* AIM OF THE EXERCISE *
Repeat every line exactly, keeping the pictures out of the copy.

________________

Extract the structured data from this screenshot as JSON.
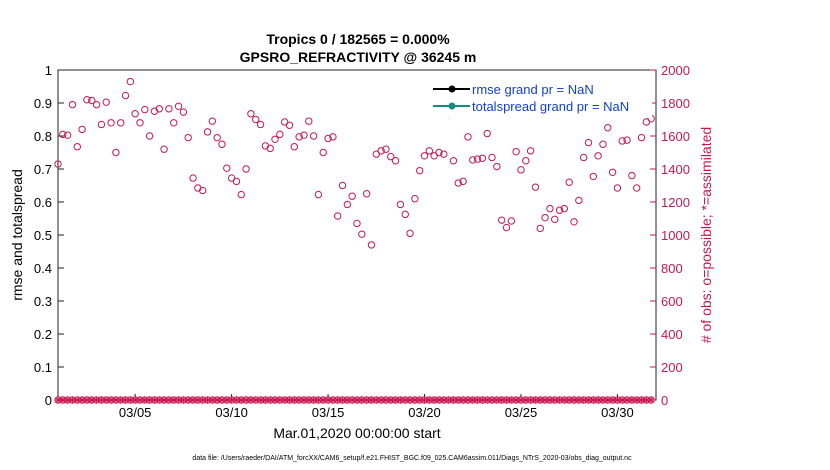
{
  "chart_data": {
    "type": "scatter",
    "title": "Tropics 0 / 182565 = 0.000%",
    "subtitle": "GPSRO_REFRACTIVITY @ 36245 m",
    "xlabel": "Mar.01,2020 00:00:00 start",
    "ylabel": "rmse and totalspread",
    "y2label": "# of obs: o=possible; *=assimilated",
    "footer": "data file: /Users/raeder/DAI/ATM_forcXX/CAM6_setup/f.e21.FHIST_BGC.f09_025.CAM6assim.011/Diags_NTrS_2020-03/obs_diag_output.nc",
    "xlim": [
      "2020-03-01",
      "2020-03-32"
    ],
    "ylim": [
      0,
      1
    ],
    "y2lim": [
      0,
      2000
    ],
    "x_ticks": [
      {
        "x": "2020-03-05",
        "label": "03/05"
      },
      {
        "x": "2020-03-10",
        "label": "03/10"
      },
      {
        "x": "2020-03-15",
        "label": "03/15"
      },
      {
        "x": "2020-03-20",
        "label": "03/20"
      },
      {
        "x": "2020-03-25",
        "label": "03/25"
      },
      {
        "x": "2020-03-30",
        "label": "03/30"
      }
    ],
    "y_ticks": [
      "0",
      "0.1",
      "0.2",
      "0.3",
      "0.4",
      "0.5",
      "0.6",
      "0.7",
      "0.8",
      "0.9",
      "1"
    ],
    "y2_ticks": [
      "0",
      "200",
      "400",
      "600",
      "800",
      "1000",
      "1200",
      "1400",
      "1600",
      "1800",
      "2000"
    ],
    "legend": {
      "placement": "top-right",
      "entries": [
        {
          "label": "rmse grand pr = NaN",
          "color": "#000000"
        },
        {
          "label": "totalspread grand pr = NaN",
          "color": "#1a8a80"
        }
      ]
    },
    "colors": {
      "obs": "#c8174f",
      "rmse": "#000000",
      "totalspread": "#1a8a80",
      "legend_text": "#1240d0"
    },
    "grid": false,
    "series": [
      {
        "name": "o=possible",
        "axis": "right",
        "x": [
          "2020-03-01 00:00",
          "2020-03-01 06:00",
          "2020-03-01 12:00",
          "2020-03-01 18:00",
          "2020-03-02 00:00",
          "2020-03-02 06:00",
          "2020-03-02 12:00",
          "2020-03-02 18:00",
          "2020-03-03 00:00",
          "2020-03-03 06:00",
          "2020-03-03 12:00",
          "2020-03-03 18:00",
          "2020-03-04 00:00",
          "2020-03-04 06:00",
          "2020-03-04 12:00",
          "2020-03-04 18:00",
          "2020-03-05 00:00",
          "2020-03-05 06:00",
          "2020-03-05 12:00",
          "2020-03-05 18:00",
          "2020-03-06 00:00",
          "2020-03-06 06:00",
          "2020-03-06 12:00",
          "2020-03-06 18:00",
          "2020-03-07 00:00",
          "2020-03-07 06:00",
          "2020-03-07 12:00",
          "2020-03-07 18:00",
          "2020-03-08 00:00",
          "2020-03-08 06:00",
          "2020-03-08 12:00",
          "2020-03-08 18:00",
          "2020-03-09 00:00",
          "2020-03-09 06:00",
          "2020-03-09 12:00",
          "2020-03-09 18:00",
          "2020-03-10 00:00",
          "2020-03-10 06:00",
          "2020-03-10 12:00",
          "2020-03-10 18:00",
          "2020-03-11 00:00",
          "2020-03-11 06:00",
          "2020-03-11 12:00",
          "2020-03-11 18:00",
          "2020-03-12 00:00",
          "2020-03-12 06:00",
          "2020-03-12 12:00",
          "2020-03-12 18:00",
          "2020-03-13 00:00",
          "2020-03-13 06:00",
          "2020-03-13 12:00",
          "2020-03-13 18:00",
          "2020-03-14 00:00",
          "2020-03-14 06:00",
          "2020-03-14 12:00",
          "2020-03-14 18:00",
          "2020-03-15 00:00",
          "2020-03-15 06:00",
          "2020-03-15 12:00",
          "2020-03-15 18:00",
          "2020-03-16 00:00",
          "2020-03-16 06:00",
          "2020-03-16 12:00",
          "2020-03-16 18:00",
          "2020-03-17 00:00",
          "2020-03-17 06:00",
          "2020-03-17 12:00",
          "2020-03-17 18:00",
          "2020-03-18 00:00",
          "2020-03-18 06:00",
          "2020-03-18 12:00",
          "2020-03-18 18:00",
          "2020-03-19 00:00",
          "2020-03-19 06:00",
          "2020-03-19 12:00",
          "2020-03-19 18:00",
          "2020-03-20 00:00",
          "2020-03-20 06:00",
          "2020-03-20 12:00",
          "2020-03-20 18:00",
          "2020-03-21 00:00",
          "2020-03-21 06:00",
          "2020-03-21 12:00",
          "2020-03-21 18:00",
          "2020-03-22 00:00",
          "2020-03-22 06:00",
          "2020-03-22 12:00",
          "2020-03-22 18:00",
          "2020-03-23 00:00",
          "2020-03-23 06:00",
          "2020-03-23 12:00",
          "2020-03-23 18:00",
          "2020-03-24 00:00",
          "2020-03-24 06:00",
          "2020-03-24 12:00",
          "2020-03-24 18:00",
          "2020-03-25 00:00",
          "2020-03-25 06:00",
          "2020-03-25 12:00",
          "2020-03-25 18:00",
          "2020-03-26 00:00",
          "2020-03-26 06:00",
          "2020-03-26 12:00",
          "2020-03-26 18:00",
          "2020-03-27 00:00",
          "2020-03-27 06:00",
          "2020-03-27 12:00",
          "2020-03-27 18:00",
          "2020-03-28 00:00",
          "2020-03-28 06:00",
          "2020-03-28 12:00",
          "2020-03-28 18:00",
          "2020-03-29 00:00",
          "2020-03-29 06:00",
          "2020-03-29 12:00",
          "2020-03-29 18:00",
          "2020-03-30 00:00",
          "2020-03-30 06:00",
          "2020-03-30 12:00",
          "2020-03-30 18:00",
          "2020-03-31 00:00",
          "2020-03-31 06:00",
          "2020-03-31 12:00",
          "2020-03-31 18:00"
        ],
        "values": [
          1430,
          1610,
          1605,
          1790,
          1535,
          1640,
          1820,
          1815,
          1790,
          1670,
          1805,
          1680,
          1500,
          1680,
          1845,
          1930,
          1735,
          1680,
          1760,
          1600,
          1750,
          1765,
          1520,
          1765,
          1680,
          1780,
          1745,
          1590,
          1345,
          1285,
          1270,
          1625,
          1690,
          1590,
          1550,
          1405,
          1345,
          1325,
          1245,
          1400,
          1735,
          1700,
          1670,
          1540,
          1525,
          1580,
          1610,
          1685,
          1665,
          1535,
          1595,
          1605,
          1690,
          1600,
          1245,
          1500,
          1585,
          1595,
          1115,
          1300,
          1185,
          1235,
          1070,
          1005,
          1250,
          940,
          1490,
          1510,
          1520,
          1475,
          1450,
          1185,
          1125,
          1010,
          1220,
          1390,
          1480,
          1510,
          1480,
          1500,
          1490,
          1730,
          1450,
          1315,
          1325,
          1595,
          1455,
          1460,
          1465,
          1615,
          1470,
          1415,
          1090,
          1045,
          1085,
          1505,
          1395,
          1450,
          1510,
          1290,
          1040,
          1105,
          1160,
          1095,
          1150,
          1160,
          1320,
          1080,
          1210,
          1470,
          1560,
          1355,
          1480,
          1550,
          1650,
          1380,
          1285,
          1570,
          1575,
          1360,
          1285,
          1590,
          1685,
          1705
        ]
      },
      {
        "name": "*=assimilated",
        "axis": "right",
        "values_note_free": true,
        "count_per_day": 4,
        "value": 0
      }
    ]
  }
}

________________

* ANSWER TO THIS EXERCISE *
Extract the structured data from this screenshot as JSON.
{
  "chart_data": {
    "type": "scatter",
    "title": "Tropics 0 / 182565 = 0.000%",
    "subtitle": "GPSRO_REFRACTIVITY @ 36245 m",
    "xlabel": "Mar.01,2020 00:00:00 start",
    "ylabel": "rmse and totalspread",
    "y2label": "# of obs: o=possible; *=assimilated",
    "footer": "data file: /Users/raeder/DAI/ATM_forcXX/CAM6_setup/f.e21.FHIST_BGC.f09_025.CAM6assim.011/Diags_NTrS_2020-03/obs_diag_output.nc",
    "xlim": [
      "2020-03-01",
      "2020-03-32"
    ],
    "ylim": [
      0,
      1
    ],
    "y2lim": [
      0,
      2000
    ],
    "x_ticks": [
      {
        "x": "2020-03-05",
        "label": "03/05"
      },
      {
        "x": "2020-03-10",
        "label": "03/10"
      },
      {
        "x": "2020-03-15",
        "label": "03/15"
      },
      {
        "x": "2020-03-20",
        "label": "03/20"
      },
      {
        "x": "2020-03-25",
        "label": "03/25"
      },
      {
        "x": "2020-03-30",
        "label": "03/30"
      }
    ],
    "y_ticks": [
      "0",
      "0.1",
      "0.2",
      "0.3",
      "0.4",
      "0.5",
      "0.6",
      "0.7",
      "0.8",
      "0.9",
      "1"
    ],
    "y2_ticks": [
      "0",
      "200",
      "400",
      "600",
      "800",
      "1000",
      "1200",
      "1400",
      "1600",
      "1800",
      "2000"
    ],
    "legend": {
      "placement": "top-right",
      "entries": [
        {
          "label": "rmse grand pr = NaN",
          "color": "#000000"
        },
        {
          "label": "totalspread grand pr = NaN",
          "color": "#1a8a80"
        }
      ]
    },
    "colors": {
      "obs": "#c8174f",
      "rmse": "#000000",
      "totalspread": "#1a8a80",
      "legend_text": "#1240d0"
    },
    "grid": false,
    "series": [
      {
        "name": "o=possible",
        "axis": "right",
        "x": [
          "2020-03-01 00:00",
          "2020-03-01 06:00",
          "2020-03-01 12:00",
          "2020-03-01 18:00",
          "2020-03-02 00:00",
          "2020-03-02 06:00",
          "2020-03-02 12:00",
          "2020-03-02 18:00",
          "2020-03-03 00:00",
          "2020-03-03 06:00",
          "2020-03-03 12:00",
          "2020-03-03 18:00",
          "2020-03-04 00:00",
          "2020-03-04 06:00",
          "2020-03-04 12:00",
          "2020-03-04 18:00",
          "2020-03-05 00:00",
          "2020-03-05 06:00",
          "2020-03-05 12:00",
          "2020-03-05 18:00",
          "2020-03-06 00:00",
          "2020-03-06 06:00",
          "2020-03-06 12:00",
          "2020-03-06 18:00",
          "2020-03-07 00:00",
          "2020-03-07 06:00",
          "2020-03-07 12:00",
          "2020-03-07 18:00",
          "2020-03-08 00:00",
          "2020-03-08 06:00",
          "2020-03-08 12:00",
          "2020-03-08 18:00",
          "2020-03-09 00:00",
          "2020-03-09 06:00",
          "2020-03-09 12:00",
          "2020-03-09 18:00",
          "2020-03-10 00:00",
          "2020-03-10 06:00",
          "2020-03-10 12:00",
          "2020-03-10 18:00",
          "2020-03-11 00:00",
          "2020-03-11 06:00",
          "2020-03-11 12:00",
          "2020-03-11 18:00",
          "2020-03-12 00:00",
          "2020-03-12 06:00",
          "2020-03-12 12:00",
          "2020-03-12 18:00",
          "2020-03-13 00:00",
          "2020-03-13 06:00",
          "2020-03-13 12:00",
          "2020-03-13 18:00",
          "2020-03-14 00:00",
          "2020-03-14 06:00",
          "2020-03-14 12:00",
          "2020-03-14 18:00",
          "2020-03-15 00:00",
          "2020-03-15 06:00",
          "2020-03-15 12:00",
          "2020-03-15 18:00",
          "2020-03-16 00:00",
          "2020-03-16 06:00",
          "2020-03-16 12:00",
          "2020-03-16 18:00",
          "2020-03-17 00:00",
          "2020-03-17 06:00",
          "2020-03-17 12:00",
          "2020-03-17 18:00",
          "2020-03-18 00:00",
          "2020-03-18 06:00",
          "2020-03-18 12:00",
          "2020-03-18 18:00",
          "2020-03-19 00:00",
          "2020-03-19 06:00",
          "2020-03-19 12:00",
          "2020-03-19 18:00",
          "2020-03-20 00:00",
          "2020-03-20 06:00",
          "2020-03-20 12:00",
          "2020-03-20 18:00",
          "2020-03-21 00:00",
          "2020-03-21 06:00",
          "2020-03-21 12:00",
          "2020-03-21 18:00",
          "2020-03-22 00:00",
          "2020-03-22 06:00",
          "2020-03-22 12:00",
          "2020-03-22 18:00",
          "2020-03-23 00:00",
          "2020-03-23 06:00",
          "2020-03-23 12:00",
          "2020-03-23 18:00",
          "2020-03-24 00:00",
          "2020-03-24 06:00",
          "2020-03-24 12:00",
          "2020-03-24 18:00",
          "2020-03-25 00:00",
          "2020-03-25 06:00",
          "2020-03-25 12:00",
          "2020-03-25 18:00",
          "2020-03-26 00:00",
          "2020-03-26 06:00",
          "2020-03-26 12:00",
          "2020-03-26 18:00",
          "2020-03-27 00:00",
          "2020-03-27 06:00",
          "2020-03-27 12:00",
          "2020-03-27 18:00",
          "2020-03-28 00:00",
          "2020-03-28 06:00",
          "2020-03-28 12:00",
          "2020-03-28 18:00",
          "2020-03-29 00:00",
          "2020-03-29 06:00",
          "2020-03-29 12:00",
          "2020-03-29 18:00",
          "2020-03-30 00:00",
          "2020-03-30 06:00",
          "2020-03-30 12:00",
          "2020-03-30 18:00",
          "2020-03-31 00:00",
          "2020-03-31 06:00",
          "2020-03-31 12:00",
          "2020-03-31 18:00"
        ],
        "values": [
          1430,
          1610,
          1605,
          1790,
          1535,
          1640,
          1820,
          1815,
          1790,
          1670,
          1805,
          1680,
          1500,
          1680,
          1845,
          1930,
          1735,
          1680,
          1760,
          1600,
          1750,
          1765,
          1520,
          1765,
          1680,
          1780,
          1745,
          1590,
          1345,
          1285,
          1270,
          1625,
          1690,
          1590,
          1550,
          1405,
          1345,
          1325,
          1245,
          1400,
          1735,
          1700,
          1670,
          1540,
          1525,
          1580,
          1610,
          1685,
          1665,
          1535,
          1595,
          1605,
          1690,
          1600,
          1245,
          1500,
          1585,
          1595,
          1115,
          1300,
          1185,
          1235,
          1070,
          1005,
          1250,
          940,
          1490,
          1510,
          1520,
          1475,
          1450,
          1185,
          1125,
          1010,
          1220,
          1390,
          1480,
          1510,
          1480,
          1500,
          1490,
          1730,
          1450,
          1315,
          1325,
          1595,
          1455,
          1460,
          1465,
          1615,
          1470,
          1415,
          1090,
          1045,
          1085,
          1505,
          1395,
          1450,
          1510,
          1290,
          1040,
          1105,
          1160,
          1095,
          1150,
          1160,
          1320,
          1080,
          1210,
          1470,
          1560,
          1355,
          1480,
          1550,
          1650,
          1380,
          1285,
          1570,
          1575,
          1360,
          1285,
          1590,
          1685,
          1705
        ]
      },
      {
        "name": "*=assimilated",
        "axis": "right",
        "values_note_free": true,
        "count_per_day": 4,
        "value": 0
      }
    ]
  }
}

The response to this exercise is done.